[Start of Records to use]
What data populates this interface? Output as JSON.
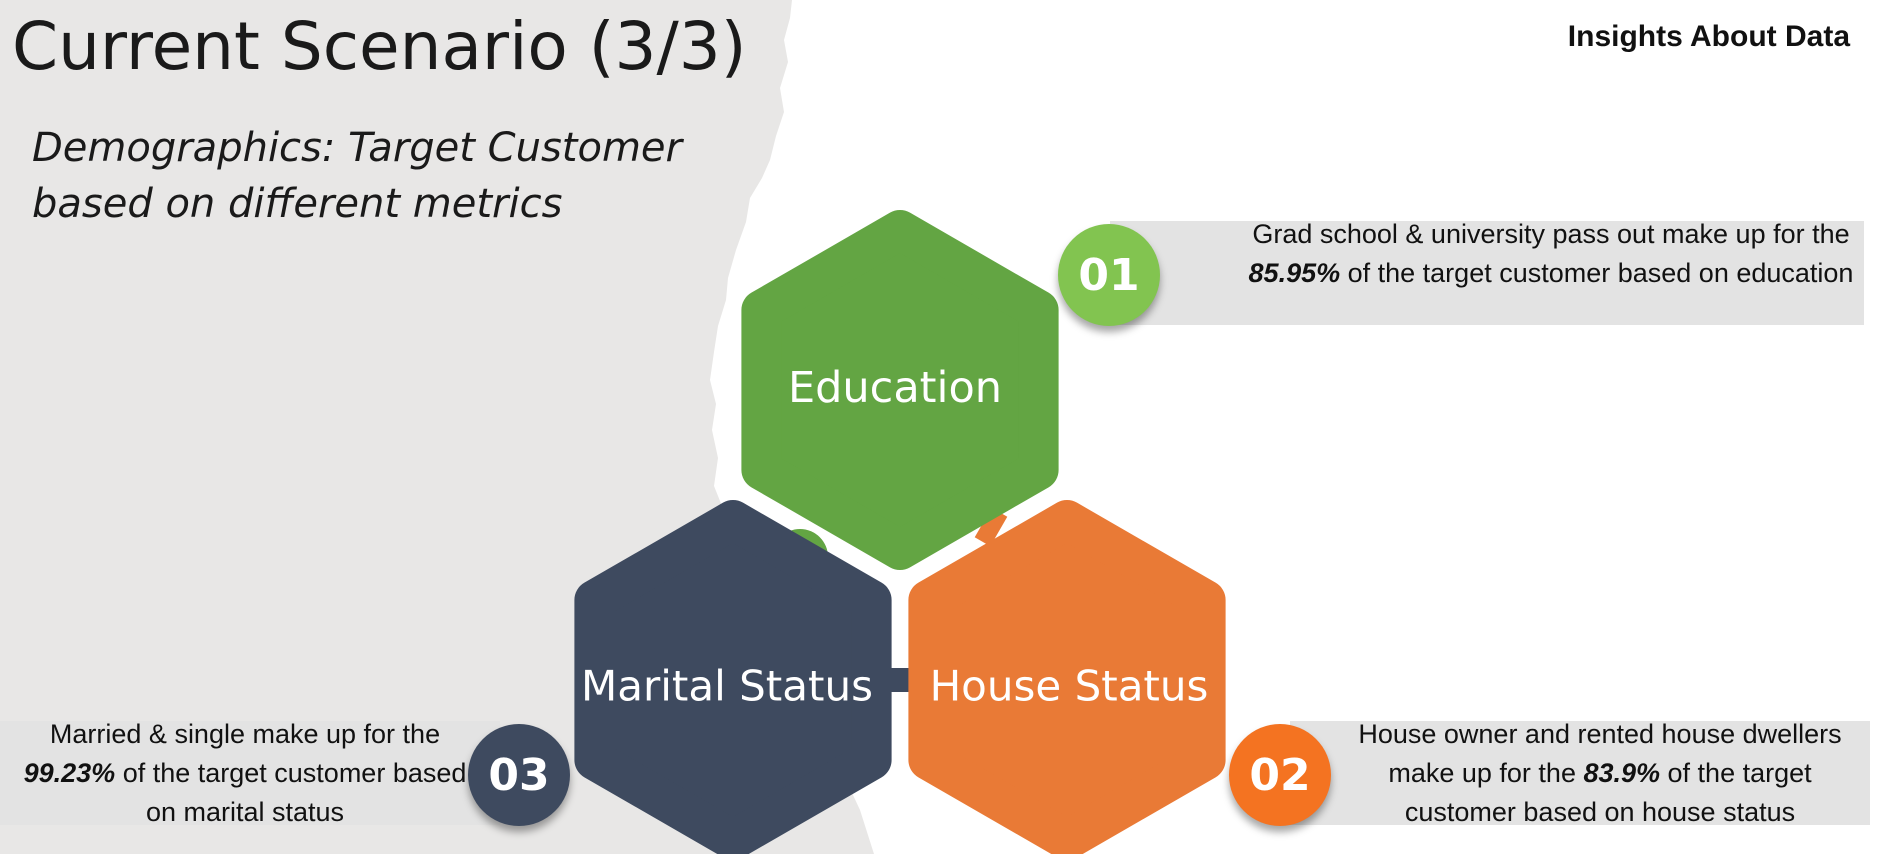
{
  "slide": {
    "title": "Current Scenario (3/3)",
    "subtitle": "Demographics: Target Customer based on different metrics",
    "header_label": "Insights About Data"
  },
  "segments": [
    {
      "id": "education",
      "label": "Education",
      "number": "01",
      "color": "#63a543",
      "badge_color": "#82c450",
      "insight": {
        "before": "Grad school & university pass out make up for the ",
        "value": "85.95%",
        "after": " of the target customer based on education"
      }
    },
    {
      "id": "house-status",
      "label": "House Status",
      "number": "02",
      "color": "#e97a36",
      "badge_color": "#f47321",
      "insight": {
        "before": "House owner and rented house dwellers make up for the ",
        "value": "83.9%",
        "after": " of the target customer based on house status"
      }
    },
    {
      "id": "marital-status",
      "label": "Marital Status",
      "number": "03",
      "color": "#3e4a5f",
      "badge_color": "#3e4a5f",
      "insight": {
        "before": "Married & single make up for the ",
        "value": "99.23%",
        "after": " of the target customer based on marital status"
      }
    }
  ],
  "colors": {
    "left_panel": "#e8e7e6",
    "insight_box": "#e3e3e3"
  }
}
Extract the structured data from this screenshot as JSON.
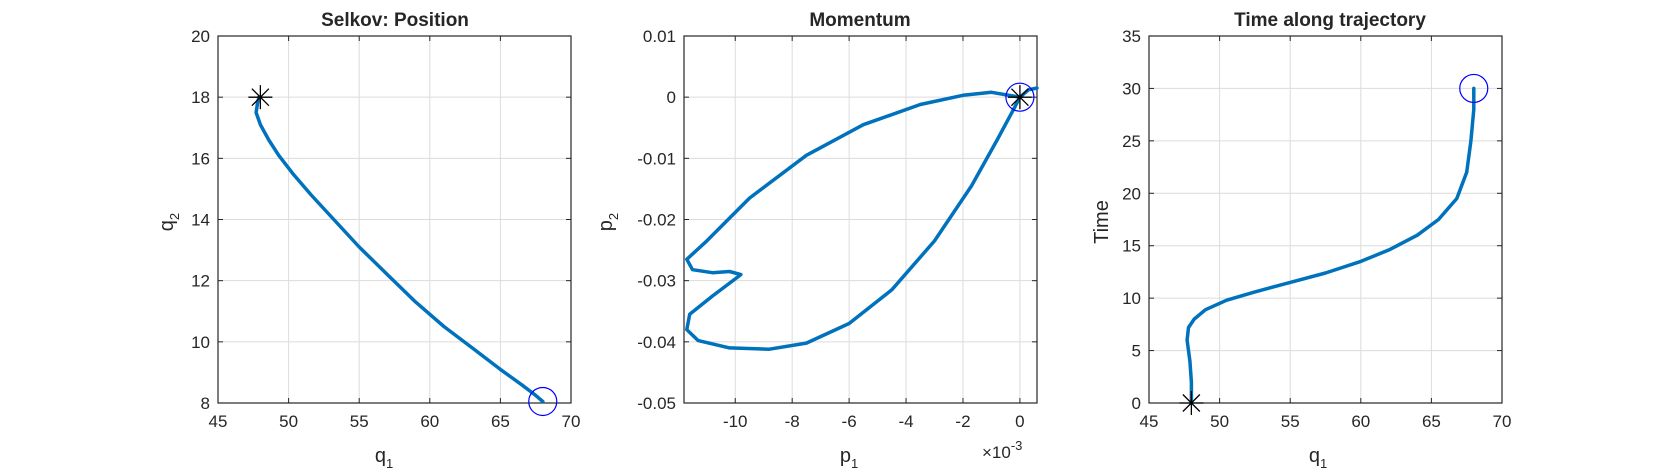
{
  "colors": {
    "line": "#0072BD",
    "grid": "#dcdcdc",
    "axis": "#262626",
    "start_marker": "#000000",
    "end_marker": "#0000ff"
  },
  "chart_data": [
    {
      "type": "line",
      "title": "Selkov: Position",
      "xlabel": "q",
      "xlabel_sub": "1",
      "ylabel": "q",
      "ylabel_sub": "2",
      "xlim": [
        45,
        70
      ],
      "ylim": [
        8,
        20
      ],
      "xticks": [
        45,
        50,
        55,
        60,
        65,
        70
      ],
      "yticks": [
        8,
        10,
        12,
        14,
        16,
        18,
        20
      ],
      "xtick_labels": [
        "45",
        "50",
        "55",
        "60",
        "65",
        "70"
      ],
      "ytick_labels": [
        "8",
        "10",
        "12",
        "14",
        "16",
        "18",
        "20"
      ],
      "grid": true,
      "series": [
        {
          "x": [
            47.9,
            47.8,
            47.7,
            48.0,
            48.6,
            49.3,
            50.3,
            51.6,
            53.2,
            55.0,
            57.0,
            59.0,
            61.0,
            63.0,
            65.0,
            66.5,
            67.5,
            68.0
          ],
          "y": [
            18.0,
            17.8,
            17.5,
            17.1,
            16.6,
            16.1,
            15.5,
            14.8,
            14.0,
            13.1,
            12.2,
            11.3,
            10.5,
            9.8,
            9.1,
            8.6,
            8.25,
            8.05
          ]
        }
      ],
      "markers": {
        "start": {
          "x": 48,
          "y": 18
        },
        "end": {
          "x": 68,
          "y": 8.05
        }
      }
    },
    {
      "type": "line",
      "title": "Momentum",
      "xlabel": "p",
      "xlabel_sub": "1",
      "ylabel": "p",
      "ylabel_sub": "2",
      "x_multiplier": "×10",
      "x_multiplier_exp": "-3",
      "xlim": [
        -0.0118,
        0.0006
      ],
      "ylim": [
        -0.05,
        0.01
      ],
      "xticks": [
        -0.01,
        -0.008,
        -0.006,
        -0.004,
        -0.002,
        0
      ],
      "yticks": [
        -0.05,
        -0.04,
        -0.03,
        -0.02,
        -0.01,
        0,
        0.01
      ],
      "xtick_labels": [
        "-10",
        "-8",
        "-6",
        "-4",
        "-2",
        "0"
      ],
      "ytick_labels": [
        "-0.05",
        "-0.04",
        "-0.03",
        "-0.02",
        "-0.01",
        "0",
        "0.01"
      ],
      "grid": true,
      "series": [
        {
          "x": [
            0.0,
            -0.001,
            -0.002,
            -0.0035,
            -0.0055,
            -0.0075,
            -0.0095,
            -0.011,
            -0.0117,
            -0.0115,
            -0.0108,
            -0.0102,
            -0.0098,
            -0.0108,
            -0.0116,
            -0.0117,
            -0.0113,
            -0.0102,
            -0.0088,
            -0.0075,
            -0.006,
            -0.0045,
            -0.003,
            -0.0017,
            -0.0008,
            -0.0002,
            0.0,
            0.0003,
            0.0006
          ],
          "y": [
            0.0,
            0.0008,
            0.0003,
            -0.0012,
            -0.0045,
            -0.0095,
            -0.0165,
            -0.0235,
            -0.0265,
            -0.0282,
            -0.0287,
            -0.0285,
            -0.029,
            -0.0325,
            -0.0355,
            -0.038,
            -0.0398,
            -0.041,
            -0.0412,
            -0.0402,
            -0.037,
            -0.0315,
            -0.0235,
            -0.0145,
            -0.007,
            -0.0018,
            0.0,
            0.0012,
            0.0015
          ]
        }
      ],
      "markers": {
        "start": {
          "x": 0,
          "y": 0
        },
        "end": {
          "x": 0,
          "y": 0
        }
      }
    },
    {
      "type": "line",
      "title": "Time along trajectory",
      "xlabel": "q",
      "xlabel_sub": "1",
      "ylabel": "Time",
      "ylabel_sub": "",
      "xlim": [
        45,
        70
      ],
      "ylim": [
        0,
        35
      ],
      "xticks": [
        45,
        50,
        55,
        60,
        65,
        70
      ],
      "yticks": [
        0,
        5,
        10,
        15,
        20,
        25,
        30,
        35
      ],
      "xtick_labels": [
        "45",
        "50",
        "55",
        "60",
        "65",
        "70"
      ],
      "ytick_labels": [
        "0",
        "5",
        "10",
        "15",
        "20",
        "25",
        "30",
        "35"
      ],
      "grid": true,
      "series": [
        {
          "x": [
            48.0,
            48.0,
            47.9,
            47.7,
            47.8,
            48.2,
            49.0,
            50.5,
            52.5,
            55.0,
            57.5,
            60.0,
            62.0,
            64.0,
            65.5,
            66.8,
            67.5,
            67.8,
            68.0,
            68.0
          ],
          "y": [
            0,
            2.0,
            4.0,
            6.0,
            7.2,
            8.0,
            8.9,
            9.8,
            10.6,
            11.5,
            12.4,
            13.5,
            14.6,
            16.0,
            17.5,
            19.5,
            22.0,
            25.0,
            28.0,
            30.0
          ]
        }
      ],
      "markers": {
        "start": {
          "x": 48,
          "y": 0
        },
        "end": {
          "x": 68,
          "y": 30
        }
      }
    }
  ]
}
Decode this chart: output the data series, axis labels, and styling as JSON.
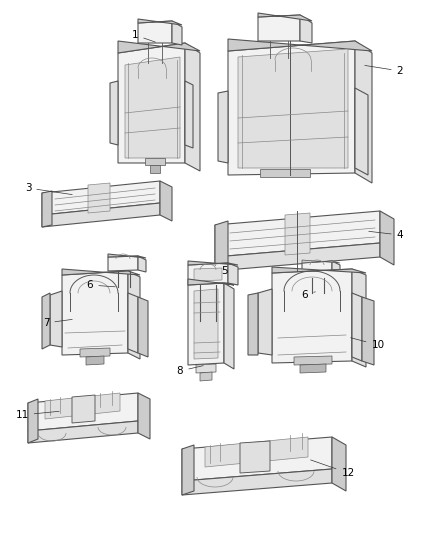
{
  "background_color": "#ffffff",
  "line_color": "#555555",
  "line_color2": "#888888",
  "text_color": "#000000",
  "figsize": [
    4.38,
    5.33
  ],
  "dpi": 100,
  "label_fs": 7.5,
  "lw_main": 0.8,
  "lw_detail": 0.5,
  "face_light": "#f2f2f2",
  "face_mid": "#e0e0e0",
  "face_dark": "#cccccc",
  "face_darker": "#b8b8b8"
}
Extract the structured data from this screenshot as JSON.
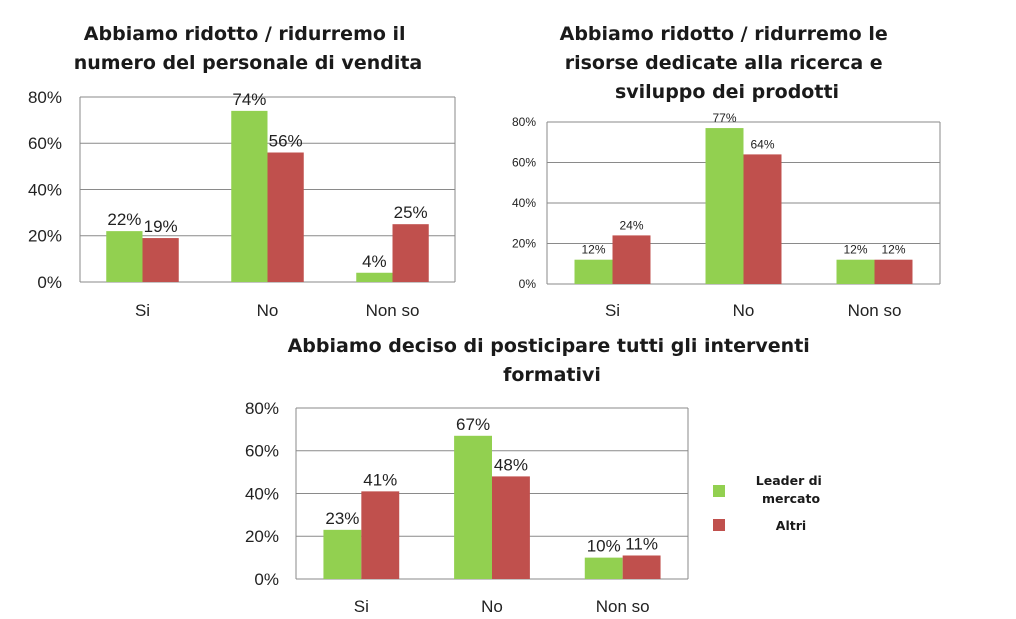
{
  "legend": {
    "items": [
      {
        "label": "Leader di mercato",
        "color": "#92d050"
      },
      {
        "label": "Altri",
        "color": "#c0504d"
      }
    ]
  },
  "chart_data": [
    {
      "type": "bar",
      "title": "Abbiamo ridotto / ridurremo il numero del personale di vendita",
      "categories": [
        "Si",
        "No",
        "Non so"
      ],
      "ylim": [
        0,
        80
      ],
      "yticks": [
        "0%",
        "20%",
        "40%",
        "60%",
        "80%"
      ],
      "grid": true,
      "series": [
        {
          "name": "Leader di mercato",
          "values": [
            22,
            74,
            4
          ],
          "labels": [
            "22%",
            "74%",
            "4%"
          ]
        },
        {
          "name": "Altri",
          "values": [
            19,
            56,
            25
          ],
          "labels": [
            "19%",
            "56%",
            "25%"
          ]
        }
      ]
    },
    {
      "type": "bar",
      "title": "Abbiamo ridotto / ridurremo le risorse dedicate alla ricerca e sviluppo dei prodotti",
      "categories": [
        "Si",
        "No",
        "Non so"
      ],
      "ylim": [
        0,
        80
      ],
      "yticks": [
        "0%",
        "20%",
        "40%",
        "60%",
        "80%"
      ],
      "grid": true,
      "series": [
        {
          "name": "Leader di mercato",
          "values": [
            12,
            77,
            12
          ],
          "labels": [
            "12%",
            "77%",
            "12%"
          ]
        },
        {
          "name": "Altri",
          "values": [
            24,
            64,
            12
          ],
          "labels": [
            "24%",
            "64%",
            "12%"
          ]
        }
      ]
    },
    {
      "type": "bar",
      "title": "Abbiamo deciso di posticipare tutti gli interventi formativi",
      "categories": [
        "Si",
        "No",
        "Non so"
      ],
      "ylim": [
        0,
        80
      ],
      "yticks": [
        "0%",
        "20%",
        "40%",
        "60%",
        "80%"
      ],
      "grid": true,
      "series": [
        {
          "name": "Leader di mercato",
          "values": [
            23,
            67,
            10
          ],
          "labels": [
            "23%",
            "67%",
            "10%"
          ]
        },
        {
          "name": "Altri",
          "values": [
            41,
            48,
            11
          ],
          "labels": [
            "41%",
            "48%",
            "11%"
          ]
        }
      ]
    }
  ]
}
[End of Records to use]
What this task involves: Reply with only the number of lines in the entries that contain the word "JSON".

Response for this exercise: 4